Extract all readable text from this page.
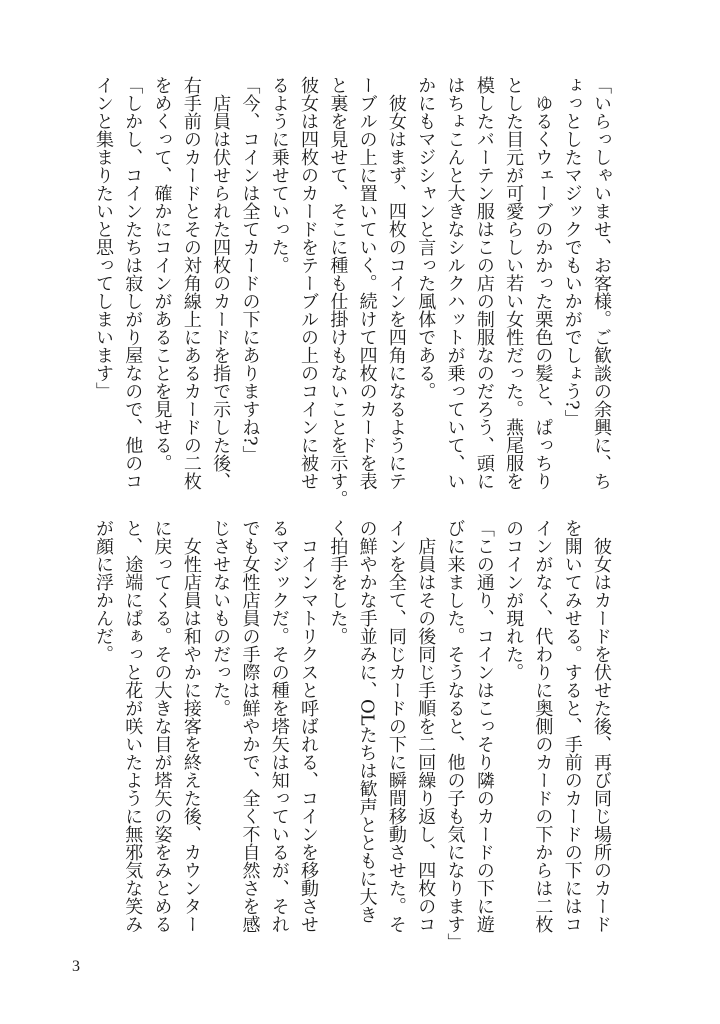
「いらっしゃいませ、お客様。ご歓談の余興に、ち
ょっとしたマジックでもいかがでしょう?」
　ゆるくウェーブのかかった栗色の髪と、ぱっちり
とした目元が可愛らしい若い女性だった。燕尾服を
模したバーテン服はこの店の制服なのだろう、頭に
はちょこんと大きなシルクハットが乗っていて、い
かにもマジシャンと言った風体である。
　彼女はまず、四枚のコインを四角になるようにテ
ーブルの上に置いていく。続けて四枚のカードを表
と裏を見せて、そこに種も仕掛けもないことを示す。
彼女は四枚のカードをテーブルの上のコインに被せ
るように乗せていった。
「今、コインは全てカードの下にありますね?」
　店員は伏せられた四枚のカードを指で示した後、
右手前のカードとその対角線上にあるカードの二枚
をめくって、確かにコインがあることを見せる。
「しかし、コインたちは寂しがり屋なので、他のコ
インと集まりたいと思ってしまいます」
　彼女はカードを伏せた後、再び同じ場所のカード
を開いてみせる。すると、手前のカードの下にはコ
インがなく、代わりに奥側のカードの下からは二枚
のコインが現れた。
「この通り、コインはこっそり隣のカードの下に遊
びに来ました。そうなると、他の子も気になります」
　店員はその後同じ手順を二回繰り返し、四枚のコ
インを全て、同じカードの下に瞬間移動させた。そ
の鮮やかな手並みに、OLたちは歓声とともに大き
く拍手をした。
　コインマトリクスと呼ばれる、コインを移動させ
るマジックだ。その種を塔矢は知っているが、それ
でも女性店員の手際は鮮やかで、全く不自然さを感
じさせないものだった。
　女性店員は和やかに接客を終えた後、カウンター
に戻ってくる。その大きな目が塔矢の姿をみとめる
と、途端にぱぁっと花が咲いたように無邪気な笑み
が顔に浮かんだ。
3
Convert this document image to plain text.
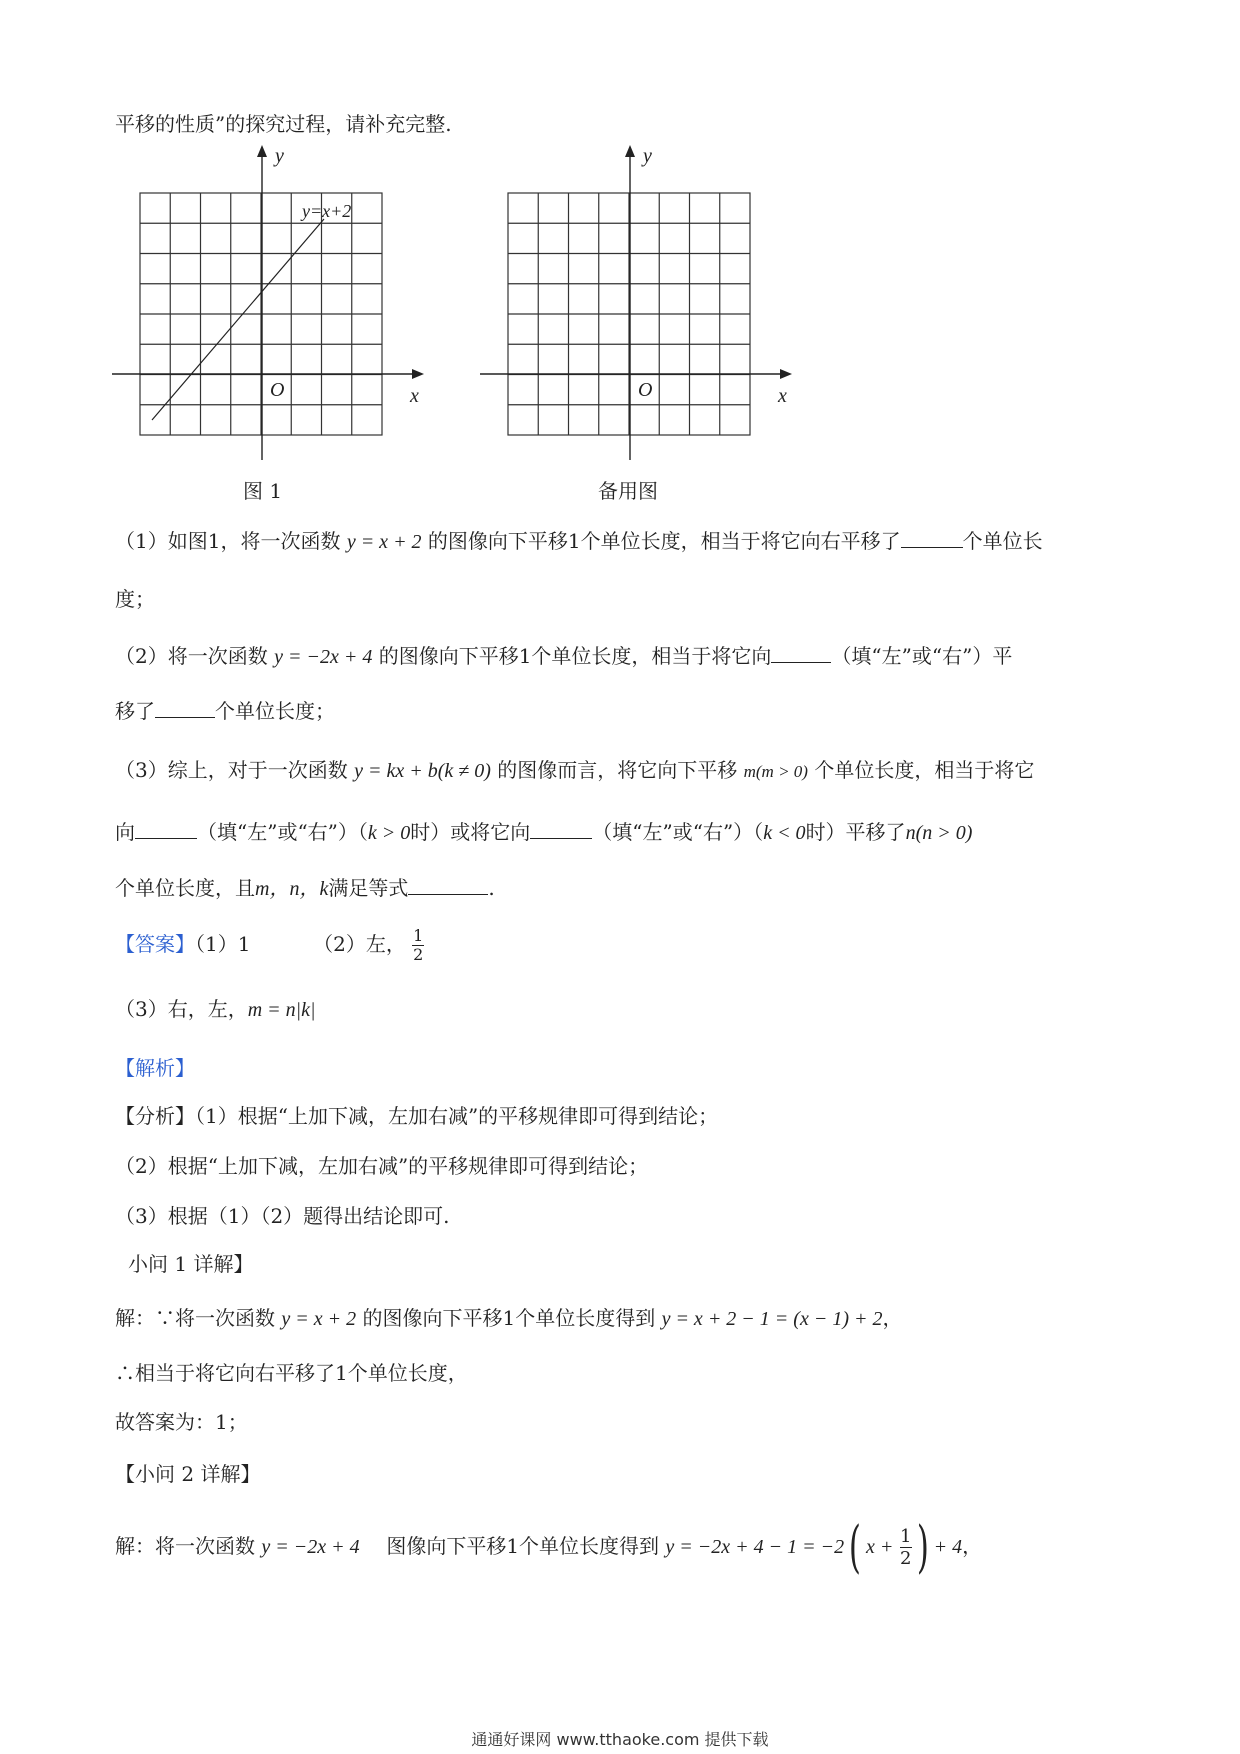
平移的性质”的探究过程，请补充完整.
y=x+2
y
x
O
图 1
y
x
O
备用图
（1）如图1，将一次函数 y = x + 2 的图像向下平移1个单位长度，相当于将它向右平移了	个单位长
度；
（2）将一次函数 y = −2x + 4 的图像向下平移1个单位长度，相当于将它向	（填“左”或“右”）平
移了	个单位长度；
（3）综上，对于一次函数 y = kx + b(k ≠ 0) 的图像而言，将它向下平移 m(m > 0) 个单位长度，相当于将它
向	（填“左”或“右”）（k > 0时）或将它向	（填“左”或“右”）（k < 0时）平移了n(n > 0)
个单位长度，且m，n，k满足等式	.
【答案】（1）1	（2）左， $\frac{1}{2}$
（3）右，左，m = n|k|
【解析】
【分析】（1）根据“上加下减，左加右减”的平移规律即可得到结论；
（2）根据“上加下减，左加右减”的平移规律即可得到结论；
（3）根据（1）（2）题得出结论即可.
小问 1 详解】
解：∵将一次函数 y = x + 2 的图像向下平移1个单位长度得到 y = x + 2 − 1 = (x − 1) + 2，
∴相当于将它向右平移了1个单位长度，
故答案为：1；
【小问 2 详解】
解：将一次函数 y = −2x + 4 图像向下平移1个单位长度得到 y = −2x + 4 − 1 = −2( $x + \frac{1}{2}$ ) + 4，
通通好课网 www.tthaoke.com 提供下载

What the task requires: Write out exactly the lines from the one containing "Convert this document image to plain text." through the last line of the records above, both ends included, and leave out any pictures.

Response:
Convert this document image to plain text.
平移的性质”的探究过程，请补充完整.
y=x+2
y
x
O
图 1
y
x
O
备用图
（1）如图1，将一次函数 y = x + 2 的图像向下平移1个单位长度，相当于将它向右平移了	个单位长
度；
（2）将一次函数 y = −2x + 4 的图像向下平移1个单位长度，相当于将它向	（填“左”或“右”）平
移了	个单位长度；
（3）综上，对于一次函数 y = kx + b(k ≠ 0) 的图像而言，将它向下平移 m(m > 0) 个单位长度，相当于将它
向	（填“左”或“右”）（k > 0时）或将它向	（填“左”或“右”）（k < 0时）平移了n(n > 0)
个单位长度，且m，n，k满足等式	.
【答案】（1）1	（2）左， $\frac{1}{2}$
（3）右，左，m = n|k|
【解析】
【分析】（1）根据“上加下减，左加右减”的平移规律即可得到结论；
（2）根据“上加下减，左加右减”的平移规律即可得到结论；
（3）根据（1）（2）题得出结论即可.
小问 1 详解】
解：∵将一次函数 y = x + 2 的图像向下平移1个单位长度得到 y = x + 2 − 1 = (x − 1) + 2，
∴相当于将它向右平移了1个单位长度，
故答案为：1；
【小问 2 详解】
解：将一次函数 y = −2x + 4 图像向下平移1个单位长度得到 y = −2x + 4 − 1 = −2( $x + \frac{1}{2}$ ) + 4，
通通好课网 www.tthaoke.com 提供下载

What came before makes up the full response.